____ RECORD LIST

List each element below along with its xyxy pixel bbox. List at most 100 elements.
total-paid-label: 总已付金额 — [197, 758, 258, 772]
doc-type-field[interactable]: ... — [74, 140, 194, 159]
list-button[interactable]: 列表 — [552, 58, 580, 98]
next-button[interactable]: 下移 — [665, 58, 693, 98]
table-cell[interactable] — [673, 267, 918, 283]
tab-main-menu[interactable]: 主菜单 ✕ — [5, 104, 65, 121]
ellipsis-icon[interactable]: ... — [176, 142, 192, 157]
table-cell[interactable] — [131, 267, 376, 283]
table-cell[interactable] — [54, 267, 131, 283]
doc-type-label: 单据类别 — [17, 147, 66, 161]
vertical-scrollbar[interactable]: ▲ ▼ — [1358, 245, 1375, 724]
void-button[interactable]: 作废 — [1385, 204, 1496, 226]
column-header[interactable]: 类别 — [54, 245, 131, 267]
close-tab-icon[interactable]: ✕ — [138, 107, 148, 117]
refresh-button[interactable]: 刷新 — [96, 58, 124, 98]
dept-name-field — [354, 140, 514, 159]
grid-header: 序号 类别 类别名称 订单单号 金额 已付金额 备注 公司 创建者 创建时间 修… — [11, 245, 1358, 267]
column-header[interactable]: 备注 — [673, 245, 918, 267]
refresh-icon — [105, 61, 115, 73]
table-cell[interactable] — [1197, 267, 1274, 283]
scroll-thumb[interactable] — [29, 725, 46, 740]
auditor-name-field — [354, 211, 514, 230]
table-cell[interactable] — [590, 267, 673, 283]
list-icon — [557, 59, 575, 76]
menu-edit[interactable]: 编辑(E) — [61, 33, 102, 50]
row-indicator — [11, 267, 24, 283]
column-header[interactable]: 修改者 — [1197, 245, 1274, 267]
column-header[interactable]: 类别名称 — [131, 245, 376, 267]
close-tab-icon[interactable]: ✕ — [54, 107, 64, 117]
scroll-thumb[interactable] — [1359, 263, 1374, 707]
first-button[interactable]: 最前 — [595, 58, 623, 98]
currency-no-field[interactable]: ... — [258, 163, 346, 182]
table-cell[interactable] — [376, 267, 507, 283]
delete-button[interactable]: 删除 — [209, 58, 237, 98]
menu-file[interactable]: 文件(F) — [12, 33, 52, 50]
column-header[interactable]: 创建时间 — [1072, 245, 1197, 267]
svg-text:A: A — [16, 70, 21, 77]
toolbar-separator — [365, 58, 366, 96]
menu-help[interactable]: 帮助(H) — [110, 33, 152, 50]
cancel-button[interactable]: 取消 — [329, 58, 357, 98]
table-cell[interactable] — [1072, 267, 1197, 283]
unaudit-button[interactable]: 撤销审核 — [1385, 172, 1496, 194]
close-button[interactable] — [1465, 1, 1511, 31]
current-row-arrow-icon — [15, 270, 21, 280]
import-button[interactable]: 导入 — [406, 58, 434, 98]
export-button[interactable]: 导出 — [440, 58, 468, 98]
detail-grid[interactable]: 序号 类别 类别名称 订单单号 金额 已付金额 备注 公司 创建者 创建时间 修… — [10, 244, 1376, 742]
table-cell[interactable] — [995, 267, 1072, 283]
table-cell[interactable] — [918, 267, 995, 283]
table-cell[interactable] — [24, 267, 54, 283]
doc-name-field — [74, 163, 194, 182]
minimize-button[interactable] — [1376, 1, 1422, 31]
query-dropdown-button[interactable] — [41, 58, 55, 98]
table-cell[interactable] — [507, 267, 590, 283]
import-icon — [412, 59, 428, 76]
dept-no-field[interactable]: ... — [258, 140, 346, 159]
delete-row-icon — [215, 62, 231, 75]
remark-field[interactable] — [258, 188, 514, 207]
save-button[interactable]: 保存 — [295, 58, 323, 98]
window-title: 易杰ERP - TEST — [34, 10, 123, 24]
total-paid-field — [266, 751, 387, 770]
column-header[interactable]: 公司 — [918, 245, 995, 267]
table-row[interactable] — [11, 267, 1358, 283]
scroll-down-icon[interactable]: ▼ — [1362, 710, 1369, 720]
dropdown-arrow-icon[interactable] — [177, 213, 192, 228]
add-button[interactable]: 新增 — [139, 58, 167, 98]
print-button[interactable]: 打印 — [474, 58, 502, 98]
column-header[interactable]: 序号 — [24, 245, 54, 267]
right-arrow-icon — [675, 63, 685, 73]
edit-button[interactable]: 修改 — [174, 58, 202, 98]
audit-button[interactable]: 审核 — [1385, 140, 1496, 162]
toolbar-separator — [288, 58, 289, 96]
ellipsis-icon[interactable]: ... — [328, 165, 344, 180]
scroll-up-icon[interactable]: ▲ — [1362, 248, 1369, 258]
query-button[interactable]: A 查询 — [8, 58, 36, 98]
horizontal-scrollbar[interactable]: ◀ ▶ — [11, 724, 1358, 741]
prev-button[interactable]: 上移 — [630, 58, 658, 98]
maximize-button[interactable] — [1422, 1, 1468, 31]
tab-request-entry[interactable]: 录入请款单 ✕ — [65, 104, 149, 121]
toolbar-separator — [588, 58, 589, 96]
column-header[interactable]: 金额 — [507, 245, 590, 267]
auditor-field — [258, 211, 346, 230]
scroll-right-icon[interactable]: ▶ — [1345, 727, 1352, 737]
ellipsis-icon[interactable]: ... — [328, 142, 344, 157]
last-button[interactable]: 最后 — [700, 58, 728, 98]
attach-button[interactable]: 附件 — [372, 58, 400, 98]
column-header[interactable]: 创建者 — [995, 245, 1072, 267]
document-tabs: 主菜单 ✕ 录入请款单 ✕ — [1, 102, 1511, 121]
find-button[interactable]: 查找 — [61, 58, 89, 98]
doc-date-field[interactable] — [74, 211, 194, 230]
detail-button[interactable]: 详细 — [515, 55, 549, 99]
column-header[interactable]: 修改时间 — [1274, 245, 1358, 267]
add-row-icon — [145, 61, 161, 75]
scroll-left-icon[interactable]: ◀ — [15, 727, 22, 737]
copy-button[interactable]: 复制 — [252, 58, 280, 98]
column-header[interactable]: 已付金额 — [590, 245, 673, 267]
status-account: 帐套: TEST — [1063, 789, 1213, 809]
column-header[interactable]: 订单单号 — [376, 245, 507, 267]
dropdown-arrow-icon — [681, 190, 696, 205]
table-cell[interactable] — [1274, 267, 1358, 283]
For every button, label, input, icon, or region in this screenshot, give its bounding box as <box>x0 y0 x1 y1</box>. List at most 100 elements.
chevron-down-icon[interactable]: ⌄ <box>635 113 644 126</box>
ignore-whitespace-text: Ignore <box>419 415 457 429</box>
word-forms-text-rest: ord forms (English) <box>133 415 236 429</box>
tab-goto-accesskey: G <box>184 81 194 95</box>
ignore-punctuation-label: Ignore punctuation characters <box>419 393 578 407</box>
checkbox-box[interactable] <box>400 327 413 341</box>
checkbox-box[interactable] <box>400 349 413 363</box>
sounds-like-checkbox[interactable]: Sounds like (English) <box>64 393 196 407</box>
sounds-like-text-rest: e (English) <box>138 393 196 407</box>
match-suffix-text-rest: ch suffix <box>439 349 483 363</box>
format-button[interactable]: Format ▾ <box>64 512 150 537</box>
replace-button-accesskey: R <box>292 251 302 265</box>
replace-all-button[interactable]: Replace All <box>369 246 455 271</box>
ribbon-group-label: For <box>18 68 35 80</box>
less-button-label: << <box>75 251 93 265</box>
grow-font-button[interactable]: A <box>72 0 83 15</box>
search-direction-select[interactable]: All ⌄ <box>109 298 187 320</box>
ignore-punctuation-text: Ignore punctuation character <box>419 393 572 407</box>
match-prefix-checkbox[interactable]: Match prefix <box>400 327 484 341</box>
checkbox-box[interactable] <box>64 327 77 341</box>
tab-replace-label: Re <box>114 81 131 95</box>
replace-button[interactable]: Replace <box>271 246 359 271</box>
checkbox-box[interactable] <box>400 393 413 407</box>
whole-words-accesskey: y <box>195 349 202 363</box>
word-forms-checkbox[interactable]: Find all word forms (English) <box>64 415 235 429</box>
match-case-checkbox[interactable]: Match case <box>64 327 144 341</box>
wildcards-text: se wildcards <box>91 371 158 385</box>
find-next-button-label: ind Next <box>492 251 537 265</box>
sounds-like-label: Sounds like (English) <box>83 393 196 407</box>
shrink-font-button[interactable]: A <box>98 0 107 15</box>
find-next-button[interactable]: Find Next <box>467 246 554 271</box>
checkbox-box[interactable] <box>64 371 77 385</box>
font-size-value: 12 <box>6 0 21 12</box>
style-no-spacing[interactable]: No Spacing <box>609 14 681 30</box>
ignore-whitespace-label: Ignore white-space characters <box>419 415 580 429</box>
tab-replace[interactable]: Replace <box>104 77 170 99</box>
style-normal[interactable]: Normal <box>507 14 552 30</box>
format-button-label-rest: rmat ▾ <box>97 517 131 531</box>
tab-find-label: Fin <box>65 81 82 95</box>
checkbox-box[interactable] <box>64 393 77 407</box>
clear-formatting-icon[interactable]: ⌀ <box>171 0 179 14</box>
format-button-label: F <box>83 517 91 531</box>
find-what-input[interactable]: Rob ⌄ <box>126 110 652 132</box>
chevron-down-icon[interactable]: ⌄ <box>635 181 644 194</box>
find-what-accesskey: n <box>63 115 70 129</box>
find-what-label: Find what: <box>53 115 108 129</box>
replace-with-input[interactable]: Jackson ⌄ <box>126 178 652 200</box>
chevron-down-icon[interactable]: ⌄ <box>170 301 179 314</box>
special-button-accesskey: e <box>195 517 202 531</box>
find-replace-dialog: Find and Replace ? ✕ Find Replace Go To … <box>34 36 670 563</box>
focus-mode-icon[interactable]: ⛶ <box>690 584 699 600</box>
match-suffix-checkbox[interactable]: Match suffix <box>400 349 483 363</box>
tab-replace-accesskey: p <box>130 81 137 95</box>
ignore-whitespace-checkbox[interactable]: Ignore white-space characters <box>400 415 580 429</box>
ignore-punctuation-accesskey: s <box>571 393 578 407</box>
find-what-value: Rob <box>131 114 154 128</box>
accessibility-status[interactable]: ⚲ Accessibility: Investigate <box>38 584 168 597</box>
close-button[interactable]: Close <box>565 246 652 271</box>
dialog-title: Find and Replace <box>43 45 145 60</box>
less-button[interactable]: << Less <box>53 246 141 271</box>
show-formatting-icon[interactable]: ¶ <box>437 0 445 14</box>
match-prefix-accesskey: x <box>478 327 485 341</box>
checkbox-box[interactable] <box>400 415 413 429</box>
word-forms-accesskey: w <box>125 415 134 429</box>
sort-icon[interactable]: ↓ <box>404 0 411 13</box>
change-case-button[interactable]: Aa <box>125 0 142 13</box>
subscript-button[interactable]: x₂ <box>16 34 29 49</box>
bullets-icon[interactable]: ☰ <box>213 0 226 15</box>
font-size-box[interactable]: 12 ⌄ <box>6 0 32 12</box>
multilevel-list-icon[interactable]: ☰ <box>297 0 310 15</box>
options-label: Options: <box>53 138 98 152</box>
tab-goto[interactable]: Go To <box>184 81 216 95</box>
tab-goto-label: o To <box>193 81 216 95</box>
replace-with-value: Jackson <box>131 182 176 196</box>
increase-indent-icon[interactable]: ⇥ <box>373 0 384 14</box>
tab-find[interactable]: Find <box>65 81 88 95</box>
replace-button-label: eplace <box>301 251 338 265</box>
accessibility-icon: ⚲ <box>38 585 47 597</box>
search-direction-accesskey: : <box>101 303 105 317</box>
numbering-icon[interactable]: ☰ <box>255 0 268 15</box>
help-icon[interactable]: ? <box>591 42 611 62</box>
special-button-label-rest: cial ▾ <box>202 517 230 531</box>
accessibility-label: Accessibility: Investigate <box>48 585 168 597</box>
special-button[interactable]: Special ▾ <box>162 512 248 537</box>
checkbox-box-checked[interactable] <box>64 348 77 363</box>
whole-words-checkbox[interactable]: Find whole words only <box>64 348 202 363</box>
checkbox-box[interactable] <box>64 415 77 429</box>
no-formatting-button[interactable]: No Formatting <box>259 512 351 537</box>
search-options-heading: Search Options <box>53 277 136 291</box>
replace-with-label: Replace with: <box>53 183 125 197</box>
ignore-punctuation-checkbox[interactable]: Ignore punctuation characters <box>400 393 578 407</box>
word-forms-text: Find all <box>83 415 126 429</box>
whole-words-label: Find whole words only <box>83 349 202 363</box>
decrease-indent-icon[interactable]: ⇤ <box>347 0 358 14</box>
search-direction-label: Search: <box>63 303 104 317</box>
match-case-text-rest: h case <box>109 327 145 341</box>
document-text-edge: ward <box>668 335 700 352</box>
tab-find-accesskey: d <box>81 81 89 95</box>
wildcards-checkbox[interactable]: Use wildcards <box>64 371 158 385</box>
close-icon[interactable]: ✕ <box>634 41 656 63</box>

________

#### [THE PROBLEM]
Show each line of the items above that contains the string "suffix". Case counts.

#### [TASK OUTPUT]
match-suffix-text-rest: ch suffix <box>439 349 483 363</box>
match-suffix-checkbox[interactable]: Match suffix <box>400 349 483 363</box>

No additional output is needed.